§ TEXTO PARA LEITURA
>>>
Capoulas Santos, eurodeputado e ex-ministro da Agricultura, sobre a Barragem de Veiros

Entrevista (Edição 46, 2 de fevereiro de 2012, conduzida por André Canoa)

Depois de um encontro na Praça Marquês da Praia, bem no centro da vila, percorremos, em ritmo de passeio, um pequeno percurso sob a típica calçada portuguesa. Seguidamente, já por entre veredas e trilhos agora bem traçados pelos muitos populares que regularmente visitam a obra – lá chegamos ao maior investimento e projeto que Veiros alguma vez conheceu.
Vislumbra-se o grande lago. Do alto de Santa Catarina vêm-se laminadas a “regra e esquadro”, as grandes rochas do extinto e saudoso pego da Hortinha. Apesar de ser janeiro o dia mais parecia de primavera e os raios de sol já sorriam às primeiras águas. Cordial, disponível e pragmático. Assim foi Capoulas Santos numa entrevista concedida em exclusivo ao ‘E’, em pleno paredão da barragem de Veiros.

E – Tem acompanhado a evolução das obras?
Capoulas Santos (CS) – Sim. Tenho conhecimento que a barragem está em construção.
Uma obra que tem uma dupla valia: abastecimento de águas às populações e uma vertente agrícola. Veiros pode
dar um contributo, pequeno à escala do país, mas importante para a região e para aumentar a nossa produção, sobretudo em áreas onde temos grandes necessidades. Nós somos altamente deficitários em milho e temos no Alentejo boas condições para o produzir, desde que tenhamos água disponível.
<<<
§ EXCERTO DOS DADOS
>>>
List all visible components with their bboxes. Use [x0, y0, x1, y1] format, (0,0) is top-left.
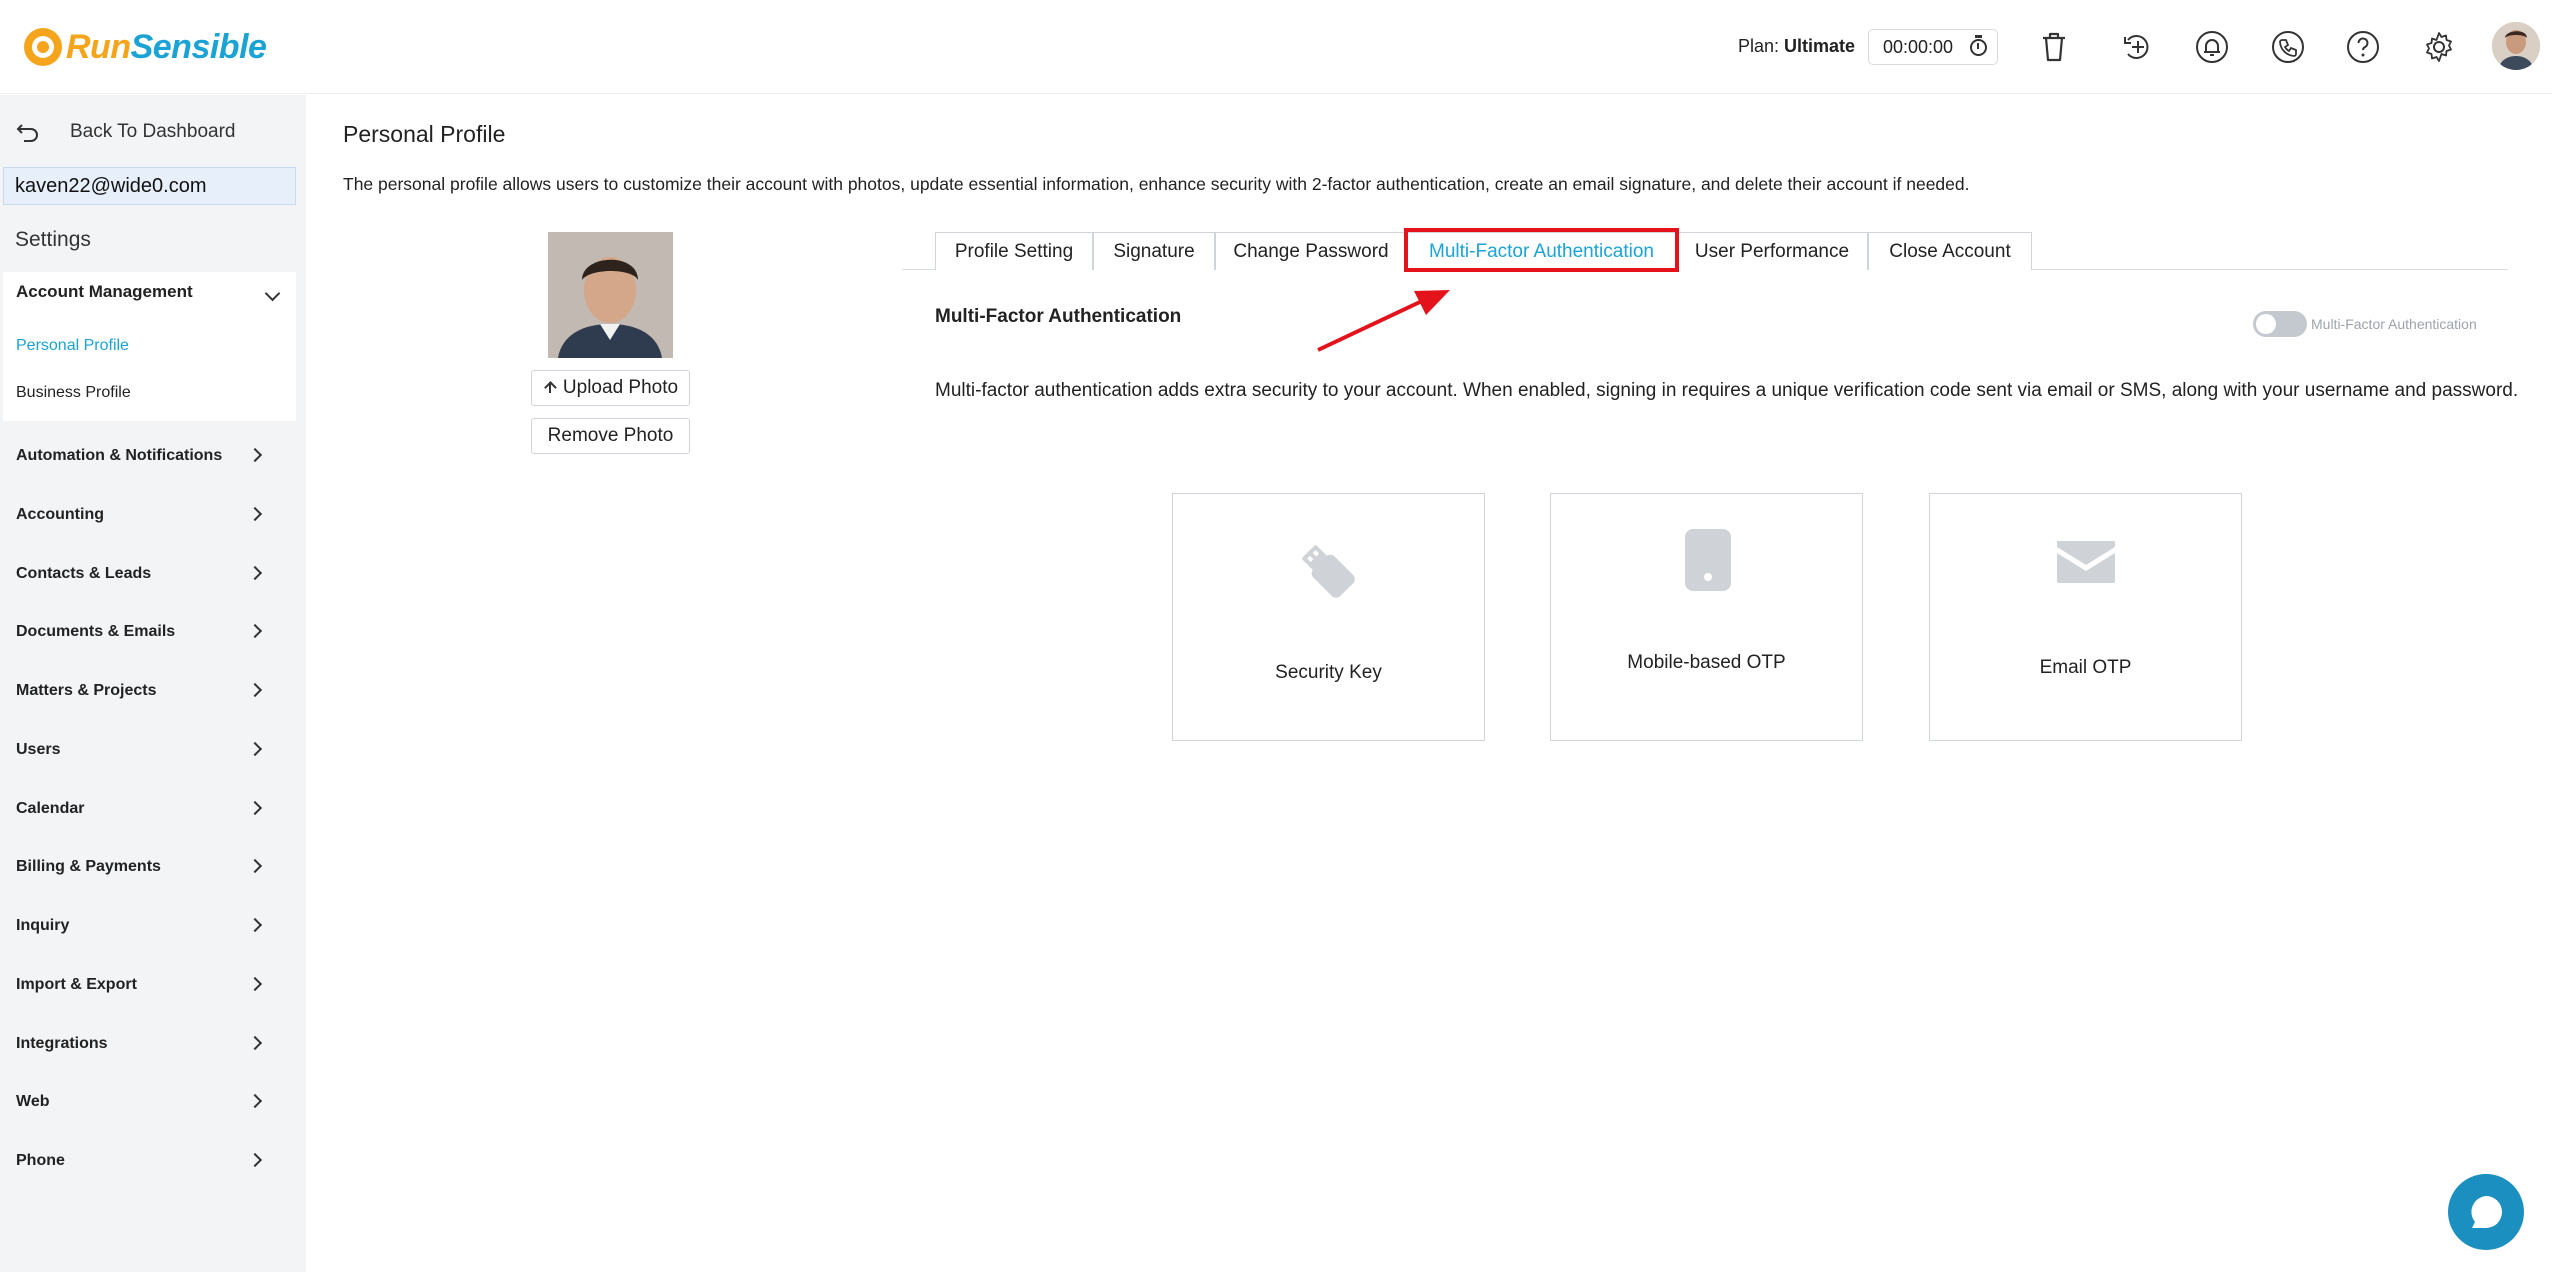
<<<
§ OBJETIVO DO EXERCÍCIO
Segundo a entrevista, de que produto Capoulas Santos diz que o país é altamente deficitário? Não é preciso recorrer ao material.

§ RESULTADO DA TAREFA
Milho.